• **Dataset excerpts**
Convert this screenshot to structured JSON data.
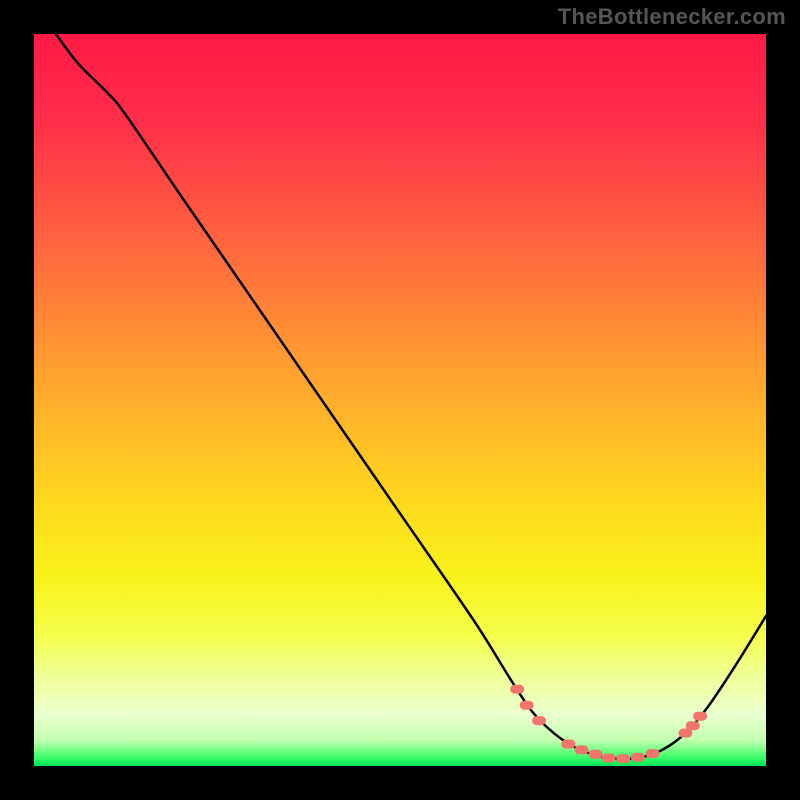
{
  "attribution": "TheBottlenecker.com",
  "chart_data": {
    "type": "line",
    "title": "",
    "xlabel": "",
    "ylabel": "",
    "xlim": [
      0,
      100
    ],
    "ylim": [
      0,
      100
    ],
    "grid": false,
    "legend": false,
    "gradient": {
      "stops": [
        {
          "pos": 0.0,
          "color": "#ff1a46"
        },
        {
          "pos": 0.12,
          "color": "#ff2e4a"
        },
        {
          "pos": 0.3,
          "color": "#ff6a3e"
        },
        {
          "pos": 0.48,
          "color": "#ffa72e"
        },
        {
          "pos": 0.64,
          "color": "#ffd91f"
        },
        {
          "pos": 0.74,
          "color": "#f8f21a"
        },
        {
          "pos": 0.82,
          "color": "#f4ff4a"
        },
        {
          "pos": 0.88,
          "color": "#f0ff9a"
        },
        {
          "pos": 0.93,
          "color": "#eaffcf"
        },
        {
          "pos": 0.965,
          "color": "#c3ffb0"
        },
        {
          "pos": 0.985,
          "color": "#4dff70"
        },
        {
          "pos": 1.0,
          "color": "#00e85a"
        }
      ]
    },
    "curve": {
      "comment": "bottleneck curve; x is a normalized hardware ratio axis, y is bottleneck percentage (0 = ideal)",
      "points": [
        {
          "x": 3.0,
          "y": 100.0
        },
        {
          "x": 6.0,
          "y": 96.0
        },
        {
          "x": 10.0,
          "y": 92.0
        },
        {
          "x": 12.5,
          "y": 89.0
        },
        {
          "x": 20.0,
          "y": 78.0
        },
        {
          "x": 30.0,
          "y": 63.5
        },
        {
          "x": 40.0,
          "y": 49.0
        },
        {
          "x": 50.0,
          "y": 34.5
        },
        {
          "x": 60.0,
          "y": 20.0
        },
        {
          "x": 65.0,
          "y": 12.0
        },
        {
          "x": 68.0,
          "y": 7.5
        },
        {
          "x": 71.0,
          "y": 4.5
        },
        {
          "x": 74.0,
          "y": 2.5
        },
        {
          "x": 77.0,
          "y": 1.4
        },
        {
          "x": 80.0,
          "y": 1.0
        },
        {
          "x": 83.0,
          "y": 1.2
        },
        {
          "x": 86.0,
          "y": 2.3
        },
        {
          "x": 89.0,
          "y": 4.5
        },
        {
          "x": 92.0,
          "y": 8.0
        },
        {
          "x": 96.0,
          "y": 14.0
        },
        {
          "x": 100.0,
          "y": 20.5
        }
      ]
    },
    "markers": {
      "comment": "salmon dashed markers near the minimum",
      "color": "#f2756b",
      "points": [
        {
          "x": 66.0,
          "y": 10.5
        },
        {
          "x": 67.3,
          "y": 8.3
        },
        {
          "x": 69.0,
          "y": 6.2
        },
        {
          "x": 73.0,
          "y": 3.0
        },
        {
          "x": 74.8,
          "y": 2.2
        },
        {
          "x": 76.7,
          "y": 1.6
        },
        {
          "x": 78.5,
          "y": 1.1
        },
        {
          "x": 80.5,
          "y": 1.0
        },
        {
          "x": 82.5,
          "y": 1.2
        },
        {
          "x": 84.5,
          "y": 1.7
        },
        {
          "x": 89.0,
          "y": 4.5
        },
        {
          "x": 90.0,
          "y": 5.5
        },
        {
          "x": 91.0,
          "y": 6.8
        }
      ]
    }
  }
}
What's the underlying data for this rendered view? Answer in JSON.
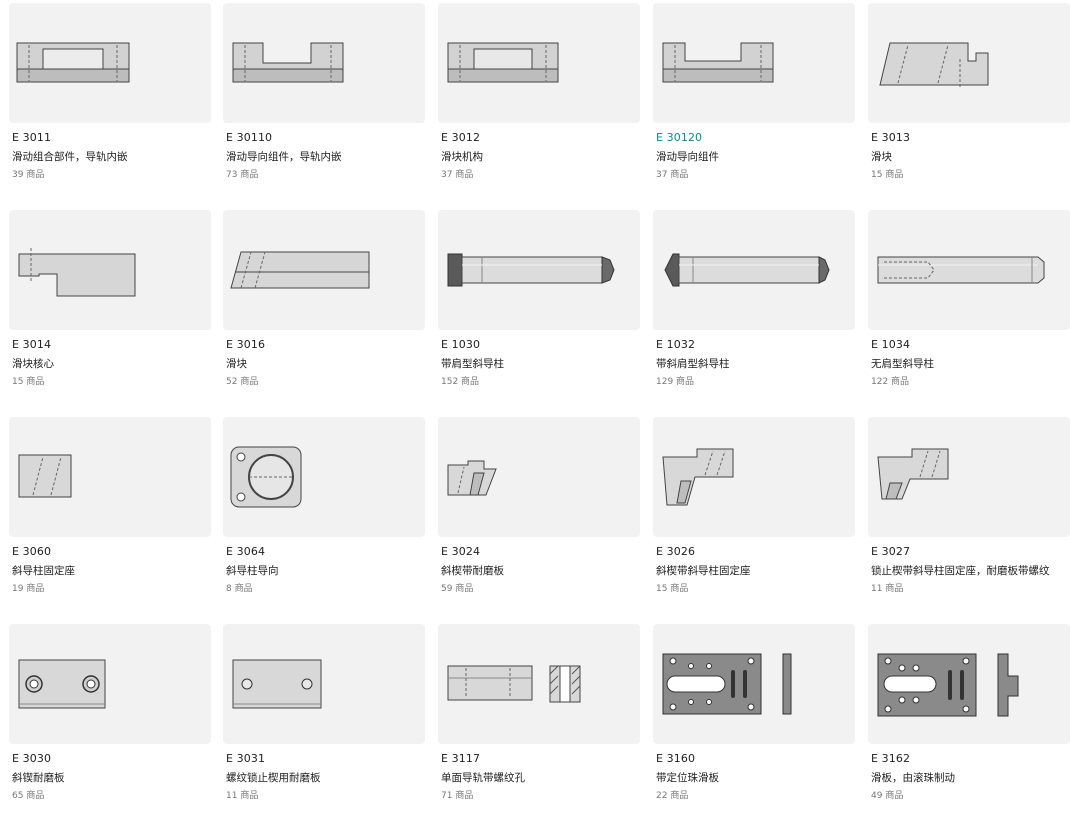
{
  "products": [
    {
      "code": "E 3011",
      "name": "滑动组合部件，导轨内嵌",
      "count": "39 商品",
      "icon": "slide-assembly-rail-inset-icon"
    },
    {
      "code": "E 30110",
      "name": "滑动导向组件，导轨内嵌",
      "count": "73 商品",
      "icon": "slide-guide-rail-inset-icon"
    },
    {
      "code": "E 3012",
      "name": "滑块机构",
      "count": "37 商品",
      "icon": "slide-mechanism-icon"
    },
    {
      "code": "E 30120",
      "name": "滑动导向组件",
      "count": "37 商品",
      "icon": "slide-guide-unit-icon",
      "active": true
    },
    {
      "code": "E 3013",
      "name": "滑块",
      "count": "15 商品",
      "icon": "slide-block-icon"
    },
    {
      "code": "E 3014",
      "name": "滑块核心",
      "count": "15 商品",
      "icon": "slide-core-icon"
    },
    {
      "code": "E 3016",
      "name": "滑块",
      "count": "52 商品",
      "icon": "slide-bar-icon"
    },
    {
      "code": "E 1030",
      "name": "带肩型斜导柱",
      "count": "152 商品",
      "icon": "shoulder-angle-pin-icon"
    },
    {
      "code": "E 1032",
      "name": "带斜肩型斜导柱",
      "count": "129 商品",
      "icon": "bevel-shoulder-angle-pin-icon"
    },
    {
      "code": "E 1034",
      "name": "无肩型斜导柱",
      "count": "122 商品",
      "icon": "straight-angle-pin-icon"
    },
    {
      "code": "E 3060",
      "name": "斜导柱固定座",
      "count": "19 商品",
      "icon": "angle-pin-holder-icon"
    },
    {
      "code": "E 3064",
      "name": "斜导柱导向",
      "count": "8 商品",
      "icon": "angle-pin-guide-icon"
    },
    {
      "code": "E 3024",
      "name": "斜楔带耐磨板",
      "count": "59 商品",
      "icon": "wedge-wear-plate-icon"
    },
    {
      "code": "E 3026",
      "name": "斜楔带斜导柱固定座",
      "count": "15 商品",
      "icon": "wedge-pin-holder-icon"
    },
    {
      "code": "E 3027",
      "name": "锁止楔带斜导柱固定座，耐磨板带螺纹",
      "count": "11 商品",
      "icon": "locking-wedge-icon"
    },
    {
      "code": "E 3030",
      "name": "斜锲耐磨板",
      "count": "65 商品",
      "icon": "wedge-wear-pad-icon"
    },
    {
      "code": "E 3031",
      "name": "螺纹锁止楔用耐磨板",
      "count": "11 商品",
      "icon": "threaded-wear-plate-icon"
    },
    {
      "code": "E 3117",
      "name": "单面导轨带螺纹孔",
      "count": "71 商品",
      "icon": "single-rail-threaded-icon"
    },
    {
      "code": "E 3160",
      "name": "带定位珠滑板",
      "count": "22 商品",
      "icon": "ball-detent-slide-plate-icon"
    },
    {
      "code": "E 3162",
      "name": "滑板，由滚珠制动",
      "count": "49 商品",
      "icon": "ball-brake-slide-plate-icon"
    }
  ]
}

• **Problem statement**
Return all of the entries word for word, but omit the pictures.

• **Solution for this problem**
Convert this screenshot to structured JSON data.
{
  "attribution": "TheBottlenecker.com",
  "chart_data": {
    "type": "line",
    "title": "",
    "xlabel": "",
    "ylabel": "",
    "xlim": [
      0,
      100
    ],
    "ylim": [
      0,
      100
    ],
    "grid": false,
    "legend": false,
    "gradient": {
      "stops": [
        {
          "pos": 0.0,
          "color": "#ff1a46"
        },
        {
          "pos": 0.12,
          "color": "#ff2e4a"
        },
        {
          "pos": 0.3,
          "color": "#ff6a3e"
        },
        {
          "pos": 0.48,
          "color": "#ffa72e"
        },
        {
          "pos": 0.64,
          "color": "#ffd91f"
        },
        {
          "pos": 0.74,
          "color": "#f8f21a"
        },
        {
          "pos": 0.82,
          "color": "#f4ff4a"
        },
        {
          "pos": 0.88,
          "color": "#f0ff9a"
        },
        {
          "pos": 0.93,
          "color": "#eaffcf"
        },
        {
          "pos": 0.965,
          "color": "#c3ffb0"
        },
        {
          "pos": 0.985,
          "color": "#4dff70"
        },
        {
          "pos": 1.0,
          "color": "#00e85a"
        }
      ]
    },
    "curve": {
      "comment": "bottleneck curve; x is a normalized hardware ratio axis, y is bottleneck percentage (0 = ideal)",
      "points": [
        {
          "x": 3.0,
          "y": 100.0
        },
        {
          "x": 6.0,
          "y": 96.0
        },
        {
          "x": 10.0,
          "y": 92.0
        },
        {
          "x": 12.5,
          "y": 89.0
        },
        {
          "x": 20.0,
          "y": 78.0
        },
        {
          "x": 30.0,
          "y": 63.5
        },
        {
          "x": 40.0,
          "y": 49.0
        },
        {
          "x": 50.0,
          "y": 34.5
        },
        {
          "x": 60.0,
          "y": 20.0
        },
        {
          "x": 65.0,
          "y": 12.0
        },
        {
          "x": 68.0,
          "y": 7.5
        },
        {
          "x": 71.0,
          "y": 4.5
        },
        {
          "x": 74.0,
          "y": 2.5
        },
        {
          "x": 77.0,
          "y": 1.4
        },
        {
          "x": 80.0,
          "y": 1.0
        },
        {
          "x": 83.0,
          "y": 1.2
        },
        {
          "x": 86.0,
          "y": 2.3
        },
        {
          "x": 89.0,
          "y": 4.5
        },
        {
          "x": 92.0,
          "y": 8.0
        },
        {
          "x": 96.0,
          "y": 14.0
        },
        {
          "x": 100.0,
          "y": 20.5
        }
      ]
    },
    "markers": {
      "comment": "salmon dashed markers near the minimum",
      "color": "#f2756b",
      "points": [
        {
          "x": 66.0,
          "y": 10.5
        },
        {
          "x": 67.3,
          "y": 8.3
        },
        {
          "x": 69.0,
          "y": 6.2
        },
        {
          "x": 73.0,
          "y": 3.0
        },
        {
          "x": 74.8,
          "y": 2.2
        },
        {
          "x": 76.7,
          "y": 1.6
        },
        {
          "x": 78.5,
          "y": 1.1
        },
        {
          "x": 80.5,
          "y": 1.0
        },
        {
          "x": 82.5,
          "y": 1.2
        },
        {
          "x": 84.5,
          "y": 1.7
        },
        {
          "x": 89.0,
          "y": 4.5
        },
        {
          "x": 90.0,
          "y": 5.5
        },
        {
          "x": 91.0,
          "y": 6.8
        }
      ]
    }
  }
}
What's the underlying data for this rendered view? Answer in JSON.
{
  "products": [
    {
      "code": "E 3011",
      "name": "滑动组合部件，导轨内嵌",
      "count": "39 商品",
      "icon": "slide-assembly-rail-inset-icon"
    },
    {
      "code": "E 30110",
      "name": "滑动导向组件，导轨内嵌",
      "count": "73 商品",
      "icon": "slide-guide-rail-inset-icon"
    },
    {
      "code": "E 3012",
      "name": "滑块机构",
      "count": "37 商品",
      "icon": "slide-mechanism-icon"
    },
    {
      "code": "E 30120",
      "name": "滑动导向组件",
      "count": "37 商品",
      "icon": "slide-guide-unit-icon",
      "active": true
    },
    {
      "code": "E 3013",
      "name": "滑块",
      "count": "15 商品",
      "icon": "slide-block-icon"
    },
    {
      "code": "E 3014",
      "name": "滑块核心",
      "count": "15 商品",
      "icon": "slide-core-icon"
    },
    {
      "code": "E 3016",
      "name": "滑块",
      "count": "52 商品",
      "icon": "slide-bar-icon"
    },
    {
      "code": "E 1030",
      "name": "带肩型斜导柱",
      "count": "152 商品",
      "icon": "shoulder-angle-pin-icon"
    },
    {
      "code": "E 1032",
      "name": "带斜肩型斜导柱",
      "count": "129 商品",
      "icon": "bevel-shoulder-angle-pin-icon"
    },
    {
      "code": "E 1034",
      "name": "无肩型斜导柱",
      "count": "122 商品",
      "icon": "straight-angle-pin-icon"
    },
    {
      "code": "E 3060",
      "name": "斜导柱固定座",
      "count": "19 商品",
      "icon": "angle-pin-holder-icon"
    },
    {
      "code": "E 3064",
      "name": "斜导柱导向",
      "count": "8 商品",
      "icon": "angle-pin-guide-icon"
    },
    {
      "code": "E 3024",
      "name": "斜楔带耐磨板",
      "count": "59 商品",
      "icon": "wedge-wear-plate-icon"
    },
    {
      "code": "E 3026",
      "name": "斜楔带斜导柱固定座",
      "count": "15 商品",
      "icon": "wedge-pin-holder-icon"
    },
    {
      "code": "E 3027",
      "name": "锁止楔带斜导柱固定座，耐磨板带螺纹",
      "count": "11 商品",
      "icon": "locking-wedge-icon"
    },
    {
      "code": "E 3030",
      "name": "斜锲耐磨板",
      "count": "65 商品",
      "icon": "wedge-wear-pad-icon"
    },
    {
      "code": "E 3031",
      "name": "螺纹锁止楔用耐磨板",
      "count": "11 商品",
      "icon": "threaded-wear-plate-icon"
    },
    {
      "code": "E 3117",
      "name": "单面导轨带螺纹孔",
      "count": "71 商品",
      "icon": "single-rail-threaded-icon"
    },
    {
      "code": "E 3160",
      "name": "带定位珠滑板",
      "count": "22 商品",
      "icon": "ball-detent-slide-plate-icon"
    },
    {
      "code": "E 3162",
      "name": "滑板，由滚珠制动",
      "count": "49 商品",
      "icon": "ball-brake-slide-plate-icon"
    }
  ]
}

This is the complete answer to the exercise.